* AIM OF THE EXERCISE: Identify, in the records below, every line where the string "Themenkomplex" appears, and copy each such line.
━━ AVAILABLE DATA
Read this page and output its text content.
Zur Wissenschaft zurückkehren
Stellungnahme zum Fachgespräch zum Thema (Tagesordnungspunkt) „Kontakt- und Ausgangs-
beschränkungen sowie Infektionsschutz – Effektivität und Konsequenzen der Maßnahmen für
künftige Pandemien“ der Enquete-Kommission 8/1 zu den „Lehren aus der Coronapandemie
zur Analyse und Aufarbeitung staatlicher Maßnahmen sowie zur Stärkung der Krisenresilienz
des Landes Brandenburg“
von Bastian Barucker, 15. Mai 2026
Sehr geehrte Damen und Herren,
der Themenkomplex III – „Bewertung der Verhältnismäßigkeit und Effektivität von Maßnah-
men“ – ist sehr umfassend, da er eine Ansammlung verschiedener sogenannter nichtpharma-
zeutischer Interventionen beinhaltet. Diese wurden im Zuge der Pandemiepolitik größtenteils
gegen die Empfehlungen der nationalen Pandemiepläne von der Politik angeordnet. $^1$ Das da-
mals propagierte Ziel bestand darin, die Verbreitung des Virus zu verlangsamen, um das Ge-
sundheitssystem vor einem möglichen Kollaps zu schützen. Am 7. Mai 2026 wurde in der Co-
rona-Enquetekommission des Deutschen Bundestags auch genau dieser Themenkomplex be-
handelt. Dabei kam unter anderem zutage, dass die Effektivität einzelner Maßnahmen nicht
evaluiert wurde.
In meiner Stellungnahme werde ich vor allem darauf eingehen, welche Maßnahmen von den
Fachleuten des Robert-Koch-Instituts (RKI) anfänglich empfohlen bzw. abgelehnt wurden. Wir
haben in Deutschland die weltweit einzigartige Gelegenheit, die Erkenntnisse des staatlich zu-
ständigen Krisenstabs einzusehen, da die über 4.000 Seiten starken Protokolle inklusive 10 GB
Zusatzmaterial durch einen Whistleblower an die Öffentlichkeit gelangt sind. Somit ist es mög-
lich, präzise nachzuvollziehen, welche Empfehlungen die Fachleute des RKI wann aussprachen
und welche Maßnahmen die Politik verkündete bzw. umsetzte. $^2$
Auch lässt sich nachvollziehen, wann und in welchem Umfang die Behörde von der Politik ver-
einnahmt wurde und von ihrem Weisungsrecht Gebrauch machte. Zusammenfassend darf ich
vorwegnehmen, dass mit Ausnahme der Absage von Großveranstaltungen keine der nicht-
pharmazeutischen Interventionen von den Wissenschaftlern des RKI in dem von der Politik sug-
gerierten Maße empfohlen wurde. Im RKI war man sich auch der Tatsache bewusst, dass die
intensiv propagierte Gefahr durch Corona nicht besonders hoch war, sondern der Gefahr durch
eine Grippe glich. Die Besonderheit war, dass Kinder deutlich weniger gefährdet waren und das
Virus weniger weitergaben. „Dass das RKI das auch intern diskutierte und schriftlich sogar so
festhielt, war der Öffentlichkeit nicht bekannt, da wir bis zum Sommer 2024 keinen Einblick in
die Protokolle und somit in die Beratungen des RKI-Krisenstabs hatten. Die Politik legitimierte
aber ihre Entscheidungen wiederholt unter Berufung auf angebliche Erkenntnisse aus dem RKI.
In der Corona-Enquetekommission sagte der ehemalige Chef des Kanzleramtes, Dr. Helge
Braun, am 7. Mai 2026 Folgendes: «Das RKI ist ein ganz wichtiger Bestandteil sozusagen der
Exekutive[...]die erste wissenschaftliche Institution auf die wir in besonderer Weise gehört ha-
━━━━
* REPLY TO THE EXERCISE:
der Themenkomplex III – „Bewertung der Verhältnismäßigkeit und Effektivität von Maßnah-
rona-Enquetekommission des Deutschen Bundestags auch genau dieser Themenkomplex be-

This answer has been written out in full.